Restate all the lines below word for word, but omit the pictures.

[Material supplied]

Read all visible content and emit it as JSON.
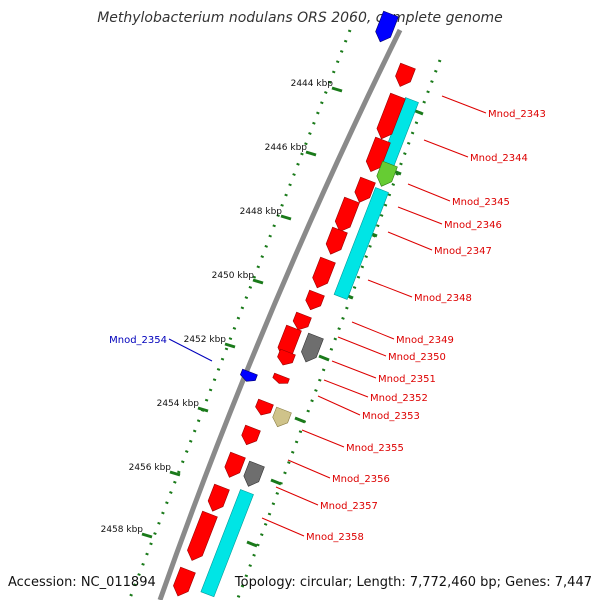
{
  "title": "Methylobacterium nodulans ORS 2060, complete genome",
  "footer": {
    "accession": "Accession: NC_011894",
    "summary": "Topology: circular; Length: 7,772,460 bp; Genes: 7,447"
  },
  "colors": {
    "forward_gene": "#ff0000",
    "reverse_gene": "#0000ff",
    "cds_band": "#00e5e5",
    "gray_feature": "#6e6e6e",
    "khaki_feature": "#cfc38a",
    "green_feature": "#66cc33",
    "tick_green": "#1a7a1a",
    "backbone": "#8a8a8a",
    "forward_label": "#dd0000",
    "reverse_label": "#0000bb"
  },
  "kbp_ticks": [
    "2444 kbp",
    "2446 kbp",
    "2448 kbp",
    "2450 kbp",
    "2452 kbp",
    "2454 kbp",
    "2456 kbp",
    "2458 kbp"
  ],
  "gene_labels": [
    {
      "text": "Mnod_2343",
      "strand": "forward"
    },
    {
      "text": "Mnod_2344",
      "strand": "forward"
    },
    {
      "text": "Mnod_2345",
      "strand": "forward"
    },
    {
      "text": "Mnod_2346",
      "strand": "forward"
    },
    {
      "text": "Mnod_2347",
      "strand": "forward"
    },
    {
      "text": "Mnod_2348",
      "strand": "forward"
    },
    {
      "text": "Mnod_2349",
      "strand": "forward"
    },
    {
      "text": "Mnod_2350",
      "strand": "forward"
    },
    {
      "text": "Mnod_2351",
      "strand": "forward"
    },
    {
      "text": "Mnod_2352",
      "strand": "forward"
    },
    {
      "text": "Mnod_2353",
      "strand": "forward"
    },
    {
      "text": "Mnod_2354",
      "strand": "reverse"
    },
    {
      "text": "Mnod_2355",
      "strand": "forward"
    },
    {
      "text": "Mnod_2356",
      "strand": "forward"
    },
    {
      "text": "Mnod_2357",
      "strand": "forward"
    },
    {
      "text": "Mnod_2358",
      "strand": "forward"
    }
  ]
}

[/Material supplied]

> [Output for this exercise]
Read all visible content and emit it as JSON.
{
  "title": "Methylobacterium nodulans ORS 2060, complete genome",
  "footer": {
    "accession": "Accession: NC_011894",
    "summary": "Topology: circular; Length: 7,772,460 bp; Genes: 7,447"
  },
  "colors": {
    "forward_gene": "#ff0000",
    "reverse_gene": "#0000ff",
    "cds_band": "#00e5e5",
    "gray_feature": "#6e6e6e",
    "khaki_feature": "#cfc38a",
    "green_feature": "#66cc33",
    "tick_green": "#1a7a1a",
    "backbone": "#8a8a8a",
    "forward_label": "#dd0000",
    "reverse_label": "#0000bb"
  },
  "kbp_ticks": [
    "2444 kbp",
    "2446 kbp",
    "2448 kbp",
    "2450 kbp",
    "2452 kbp",
    "2454 kbp",
    "2456 kbp",
    "2458 kbp"
  ],
  "gene_labels": [
    {
      "text": "Mnod_2343",
      "strand": "forward"
    },
    {
      "text": "Mnod_2344",
      "strand": "forward"
    },
    {
      "text": "Mnod_2345",
      "strand": "forward"
    },
    {
      "text": "Mnod_2346",
      "strand": "forward"
    },
    {
      "text": "Mnod_2347",
      "strand": "forward"
    },
    {
      "text": "Mnod_2348",
      "strand": "forward"
    },
    {
      "text": "Mnod_2349",
      "strand": "forward"
    },
    {
      "text": "Mnod_2350",
      "strand": "forward"
    },
    {
      "text": "Mnod_2351",
      "strand": "forward"
    },
    {
      "text": "Mnod_2352",
      "strand": "forward"
    },
    {
      "text": "Mnod_2353",
      "strand": "forward"
    },
    {
      "text": "Mnod_2354",
      "strand": "reverse"
    },
    {
      "text": "Mnod_2355",
      "strand": "forward"
    },
    {
      "text": "Mnod_2356",
      "strand": "forward"
    },
    {
      "text": "Mnod_2357",
      "strand": "forward"
    },
    {
      "text": "Mnod_2358",
      "strand": "forward"
    }
  ]
}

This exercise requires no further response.